## Work required
Please return all of the entries below, keeping every line unchanged and in the same order.

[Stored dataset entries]
..........

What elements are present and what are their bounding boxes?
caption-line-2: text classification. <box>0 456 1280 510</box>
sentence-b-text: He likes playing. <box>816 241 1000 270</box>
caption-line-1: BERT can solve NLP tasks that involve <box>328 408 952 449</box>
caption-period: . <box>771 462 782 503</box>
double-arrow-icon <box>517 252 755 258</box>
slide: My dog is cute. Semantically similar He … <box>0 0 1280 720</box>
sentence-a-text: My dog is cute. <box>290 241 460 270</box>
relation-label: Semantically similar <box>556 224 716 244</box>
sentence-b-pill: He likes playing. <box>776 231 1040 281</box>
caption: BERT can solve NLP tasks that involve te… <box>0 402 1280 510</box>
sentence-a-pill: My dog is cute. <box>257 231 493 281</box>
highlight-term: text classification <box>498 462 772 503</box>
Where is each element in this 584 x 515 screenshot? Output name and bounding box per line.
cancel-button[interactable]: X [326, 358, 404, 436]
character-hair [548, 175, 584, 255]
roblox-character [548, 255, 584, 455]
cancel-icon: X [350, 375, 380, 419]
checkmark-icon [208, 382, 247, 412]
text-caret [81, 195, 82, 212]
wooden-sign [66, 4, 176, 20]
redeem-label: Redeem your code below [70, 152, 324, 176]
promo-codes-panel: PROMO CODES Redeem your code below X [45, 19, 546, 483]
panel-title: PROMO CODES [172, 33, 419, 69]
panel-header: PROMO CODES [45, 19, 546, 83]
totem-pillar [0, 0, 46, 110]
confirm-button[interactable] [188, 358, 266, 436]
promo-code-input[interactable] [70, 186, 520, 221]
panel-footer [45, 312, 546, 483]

..........

## Reply to the exercise
What elements are present and what are their bounding boxes?
caption-line-2: text classification. <box>0 456 1280 510</box>
sentence-b-text: He likes playing. <box>816 241 1000 270</box>
caption-line-1: BERT can solve NLP tasks that involve <box>328 408 952 449</box>
caption-period: . <box>771 462 782 503</box>
double-arrow-icon <box>517 252 755 258</box>
slide: My dog is cute. Semantically similar He … <box>0 0 1280 720</box>
sentence-a-text: My dog is cute. <box>290 241 460 270</box>
relation-label: Semantically similar <box>556 224 716 244</box>
sentence-b-pill: He likes playing. <box>776 231 1040 281</box>
caption: BERT can solve NLP tasks that involve te… <box>0 402 1280 510</box>
sentence-a-pill: My dog is cute. <box>257 231 493 281</box>
highlight-term: text classification <box>498 462 772 503</box>
Where is each element in this 584 x 515 screenshot? Output name and bounding box per line.
cancel-button[interactable]: X [326, 358, 404, 436]
character-hair [548, 175, 584, 255]
roblox-character [548, 255, 584, 455]
cancel-icon: X [350, 375, 380, 419]
checkmark-icon [208, 382, 247, 412]
text-caret [81, 195, 82, 212]
wooden-sign [66, 4, 176, 20]
redeem-label: Redeem your code below [70, 152, 324, 176]
promo-codes-panel: PROMO CODES Redeem your code below X [45, 19, 546, 483]
panel-title: PROMO CODES [172, 33, 419, 69]
panel-header: PROMO CODES [45, 19, 546, 83]
totem-pillar [0, 0, 46, 110]
confirm-button[interactable] [188, 358, 266, 436]
promo-code-input[interactable] [70, 186, 520, 221]
panel-footer [45, 312, 546, 483]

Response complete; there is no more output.